== STATED GOAL ==
Take all the material and copy it exactly.

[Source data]

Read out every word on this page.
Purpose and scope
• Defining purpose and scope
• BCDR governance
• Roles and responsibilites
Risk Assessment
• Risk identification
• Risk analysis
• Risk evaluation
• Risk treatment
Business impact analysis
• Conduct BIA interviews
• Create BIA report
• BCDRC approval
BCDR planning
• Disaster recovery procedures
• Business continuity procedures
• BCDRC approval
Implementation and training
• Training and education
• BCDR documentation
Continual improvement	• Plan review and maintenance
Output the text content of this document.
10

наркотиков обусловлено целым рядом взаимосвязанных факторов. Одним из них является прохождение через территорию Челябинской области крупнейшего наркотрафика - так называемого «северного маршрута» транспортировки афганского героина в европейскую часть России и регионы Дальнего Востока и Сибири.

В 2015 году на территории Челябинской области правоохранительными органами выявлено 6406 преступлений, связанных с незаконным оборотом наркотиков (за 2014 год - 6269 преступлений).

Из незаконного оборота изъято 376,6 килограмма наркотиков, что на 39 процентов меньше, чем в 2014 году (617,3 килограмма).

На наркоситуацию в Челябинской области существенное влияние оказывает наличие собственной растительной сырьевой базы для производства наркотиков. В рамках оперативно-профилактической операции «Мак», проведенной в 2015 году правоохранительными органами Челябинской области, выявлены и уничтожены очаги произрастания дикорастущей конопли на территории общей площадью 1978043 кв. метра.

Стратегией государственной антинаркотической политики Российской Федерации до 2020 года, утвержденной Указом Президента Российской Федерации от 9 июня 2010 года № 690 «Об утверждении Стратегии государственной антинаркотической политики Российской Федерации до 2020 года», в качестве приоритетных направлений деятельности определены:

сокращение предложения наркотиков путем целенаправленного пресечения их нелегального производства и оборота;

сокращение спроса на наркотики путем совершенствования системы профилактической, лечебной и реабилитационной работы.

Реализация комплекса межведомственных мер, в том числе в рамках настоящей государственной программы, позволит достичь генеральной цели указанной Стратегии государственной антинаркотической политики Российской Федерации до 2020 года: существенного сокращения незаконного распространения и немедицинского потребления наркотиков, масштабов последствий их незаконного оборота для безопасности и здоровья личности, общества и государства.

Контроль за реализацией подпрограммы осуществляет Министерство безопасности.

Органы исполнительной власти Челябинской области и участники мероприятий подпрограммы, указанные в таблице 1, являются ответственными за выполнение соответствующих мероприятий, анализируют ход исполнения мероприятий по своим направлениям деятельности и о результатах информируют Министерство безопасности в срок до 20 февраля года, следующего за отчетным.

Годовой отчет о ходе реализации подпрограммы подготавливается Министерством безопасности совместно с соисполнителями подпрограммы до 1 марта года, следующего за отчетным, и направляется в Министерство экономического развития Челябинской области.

== THE RESPONSE ==
Read out every word on this page.
Purpose and scope
• Defining purpose and scope
• BCDR governance
• Roles and responsibilites
Risk Assessment
• Risk identification
• Risk analysis
• Risk evaluation
• Risk treatment
Business impact analysis
• Conduct BIA interviews
• Create BIA report
• BCDRC approval
BCDR planning
• Disaster recovery procedures
• Business continuity procedures
• BCDRC approval
Implementation and training
• Training and education
• BCDR documentation
Continual improvement	• Plan review and maintenance
Output the text content of this document.
10

наркотиков обусловлено целым рядом взаимосвязанных факторов. Одним из них является прохождение через территорию Челябинской области крупнейшего наркотрафика - так называемого «северного маршрута» транспортировки афганского героина в европейскую часть России и регионы Дальнего Востока и Сибири.

В 2015 году на территории Челябинской области правоохранительными органами выявлено 6406 преступлений, связанных с незаконным оборотом наркотиков (за 2014 год - 6269 преступлений).

Из незаконного оборота изъято 376,6 килограмма наркотиков, что на 39 процентов меньше, чем в 2014 году (617,3 килограмма).

На наркоситуацию в Челябинской области существенное влияние оказывает наличие собственной растительной сырьевой базы для производства наркотиков. В рамках оперативно-профилактической операции «Мак», проведенной в 2015 году правоохранительными органами Челябинской области, выявлены и уничтожены очаги произрастания дикорастущей конопли на территории общей площадью 1978043 кв. метра.

Стратегией государственной антинаркотической политики Российской Федерации до 2020 года, утвержденной Указом Президента Российской Федерации от 9 июня 2010 года № 690 «Об утверждении Стратегии государственной антинаркотической политики Российской Федерации до 2020 года», в качестве приоритетных направлений деятельности определены:

сокращение предложения наркотиков путем целенаправленного пресечения их нелегального производства и оборота;

сокращение спроса на наркотики путем совершенствования системы профилактической, лечебной и реабилитационной работы.

Реализация комплекса межведомственных мер, в том числе в рамках настоящей государственной программы, позволит достичь генеральной цели указанной Стратегии государственной антинаркотической политики Российской Федерации до 2020 года: существенного сокращения незаконного распространения и немедицинского потребления наркотиков, масштабов последствий их незаконного оборота для безопасности и здоровья личности, общества и государства.

Контроль за реализацией подпрограммы осуществляет Министерство безопасности.

Органы исполнительной власти Челябинской области и участники мероприятий подпрограммы, указанные в таблице 1, являются ответственными за выполнение соответствующих мероприятий, анализируют ход исполнения мероприятий по своим направлениям деятельности и о результатах информируют Министерство безопасности в срок до 20 февраля года, следующего за отчетным.

Годовой отчет о ходе реализации подпрограммы подготавливается Министерством безопасности совместно с соисполнителями подпрограммы до 1 марта года, следующего за отчетным, и направляется в Министерство экономического развития Челябинской области.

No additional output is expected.